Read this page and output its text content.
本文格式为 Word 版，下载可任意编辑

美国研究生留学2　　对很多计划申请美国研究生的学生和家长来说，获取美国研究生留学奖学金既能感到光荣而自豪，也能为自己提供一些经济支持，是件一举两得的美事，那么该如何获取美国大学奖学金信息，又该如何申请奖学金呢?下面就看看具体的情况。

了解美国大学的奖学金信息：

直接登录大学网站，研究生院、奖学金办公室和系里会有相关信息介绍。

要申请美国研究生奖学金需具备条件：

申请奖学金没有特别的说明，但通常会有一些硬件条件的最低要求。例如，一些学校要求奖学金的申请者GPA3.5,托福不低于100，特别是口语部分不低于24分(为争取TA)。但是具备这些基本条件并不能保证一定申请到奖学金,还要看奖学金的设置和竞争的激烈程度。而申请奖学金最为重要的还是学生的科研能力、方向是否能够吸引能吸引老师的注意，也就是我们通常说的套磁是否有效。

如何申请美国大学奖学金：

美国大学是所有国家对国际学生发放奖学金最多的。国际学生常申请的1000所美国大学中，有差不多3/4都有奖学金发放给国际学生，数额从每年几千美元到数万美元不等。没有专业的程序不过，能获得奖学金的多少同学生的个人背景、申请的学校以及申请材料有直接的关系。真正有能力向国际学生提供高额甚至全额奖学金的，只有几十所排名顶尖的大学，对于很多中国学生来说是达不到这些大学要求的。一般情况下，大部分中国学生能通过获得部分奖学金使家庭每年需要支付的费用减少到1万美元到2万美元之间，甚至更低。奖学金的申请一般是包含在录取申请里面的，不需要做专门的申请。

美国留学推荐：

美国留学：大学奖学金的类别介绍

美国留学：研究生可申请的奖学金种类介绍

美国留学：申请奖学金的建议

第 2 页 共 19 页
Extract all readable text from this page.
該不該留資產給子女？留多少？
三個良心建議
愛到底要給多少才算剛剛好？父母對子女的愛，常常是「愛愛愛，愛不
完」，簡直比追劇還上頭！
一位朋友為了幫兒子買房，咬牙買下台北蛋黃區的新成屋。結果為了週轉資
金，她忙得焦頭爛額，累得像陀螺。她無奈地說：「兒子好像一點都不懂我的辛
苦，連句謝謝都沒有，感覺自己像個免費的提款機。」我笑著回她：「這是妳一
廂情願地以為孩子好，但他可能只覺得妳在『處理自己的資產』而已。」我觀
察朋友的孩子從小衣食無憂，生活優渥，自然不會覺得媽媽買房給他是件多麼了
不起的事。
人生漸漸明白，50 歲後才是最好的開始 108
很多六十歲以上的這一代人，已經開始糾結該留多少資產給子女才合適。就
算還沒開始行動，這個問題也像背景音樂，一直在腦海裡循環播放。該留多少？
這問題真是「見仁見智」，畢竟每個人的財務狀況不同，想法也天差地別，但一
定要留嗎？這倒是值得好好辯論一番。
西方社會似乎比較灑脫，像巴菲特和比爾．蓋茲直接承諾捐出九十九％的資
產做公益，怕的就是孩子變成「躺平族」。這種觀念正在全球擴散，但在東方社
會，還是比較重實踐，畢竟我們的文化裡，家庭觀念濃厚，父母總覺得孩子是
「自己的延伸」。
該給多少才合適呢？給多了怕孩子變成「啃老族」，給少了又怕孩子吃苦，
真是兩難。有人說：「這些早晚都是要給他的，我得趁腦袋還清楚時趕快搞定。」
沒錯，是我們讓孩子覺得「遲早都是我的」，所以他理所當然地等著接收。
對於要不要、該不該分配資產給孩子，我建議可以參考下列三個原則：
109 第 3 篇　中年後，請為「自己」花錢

● ● ● ● ●

Stated problem:
Each record above should be returned exactly as it appears.

Reply to the task:
Read this page and output its text content.
本文格式为 Word 版，下载可任意编辑

美国研究生留学2　　对很多计划申请美国研究生的学生和家长来说，获取美国研究生留学奖学金既能感到光荣而自豪，也能为自己提供一些经济支持，是件一举两得的美事，那么该如何获取美国大学奖学金信息，又该如何申请奖学金呢?下面就看看具体的情况。

了解美国大学的奖学金信息：

直接登录大学网站，研究生院、奖学金办公室和系里会有相关信息介绍。

要申请美国研究生奖学金需具备条件：

申请奖学金没有特别的说明，但通常会有一些硬件条件的最低要求。例如，一些学校要求奖学金的申请者GPA3.5,托福不低于100，特别是口语部分不低于24分(为争取TA)。但是具备这些基本条件并不能保证一定申请到奖学金,还要看奖学金的设置和竞争的激烈程度。而申请奖学金最为重要的还是学生的科研能力、方向是否能够吸引能吸引老师的注意，也就是我们通常说的套磁是否有效。

如何申请美国大学奖学金：

美国大学是所有国家对国际学生发放奖学金最多的。国际学生常申请的1000所美国大学中，有差不多3/4都有奖学金发放给国际学生，数额从每年几千美元到数万美元不等。没有专业的程序不过，能获得奖学金的多少同学生的个人背景、申请的学校以及申请材料有直接的关系。真正有能力向国际学生提供高额甚至全额奖学金的，只有几十所排名顶尖的大学，对于很多中国学生来说是达不到这些大学要求的。一般情况下，大部分中国学生能通过获得部分奖学金使家庭每年需要支付的费用减少到1万美元到2万美元之间，甚至更低。奖学金的申请一般是包含在录取申请里面的，不需要做专门的申请。

美国留学推荐：

美国留学：大学奖学金的类别介绍

美国留学：研究生可申请的奖学金种类介绍

美国留学：申请奖学金的建议

第 2 页 共 19 页
Extract all readable text from this page.
該不該留資產給子女？留多少？
三個良心建議
愛到底要給多少才算剛剛好？父母對子女的愛，常常是「愛愛愛，愛不
完」，簡直比追劇還上頭！
一位朋友為了幫兒子買房，咬牙買下台北蛋黃區的新成屋。結果為了週轉資
金，她忙得焦頭爛額，累得像陀螺。她無奈地說：「兒子好像一點都不懂我的辛
苦，連句謝謝都沒有，感覺自己像個免費的提款機。」我笑著回她：「這是妳一
廂情願地以為孩子好，但他可能只覺得妳在『處理自己的資產』而已。」我觀
察朋友的孩子從小衣食無憂，生活優渥，自然不會覺得媽媽買房給他是件多麼了
不起的事。
人生漸漸明白，50 歲後才是最好的開始 108
很多六十歲以上的這一代人，已經開始糾結該留多少資產給子女才合適。就
算還沒開始行動，這個問題也像背景音樂，一直在腦海裡循環播放。該留多少？
這問題真是「見仁見智」，畢竟每個人的財務狀況不同，想法也天差地別，但一
定要留嗎？這倒是值得好好辯論一番。
西方社會似乎比較灑脫，像巴菲特和比爾．蓋茲直接承諾捐出九十九％的資
產做公益，怕的就是孩子變成「躺平族」。這種觀念正在全球擴散，但在東方社
會，還是比較重實踐，畢竟我們的文化裡，家庭觀念濃厚，父母總覺得孩子是
「自己的延伸」。
該給多少才合適呢？給多了怕孩子變成「啃老族」，給少了又怕孩子吃苦，
真是兩難。有人說：「這些早晚都是要給他的，我得趁腦袋還清楚時趕快搞定。」
沒錯，是我們讓孩子覺得「遲早都是我的」，所以他理所當然地等著接收。
對於要不要、該不該分配資產給孩子，我建議可以參考下列三個原則：
109 第 3 篇　中年後，請為「自己」花錢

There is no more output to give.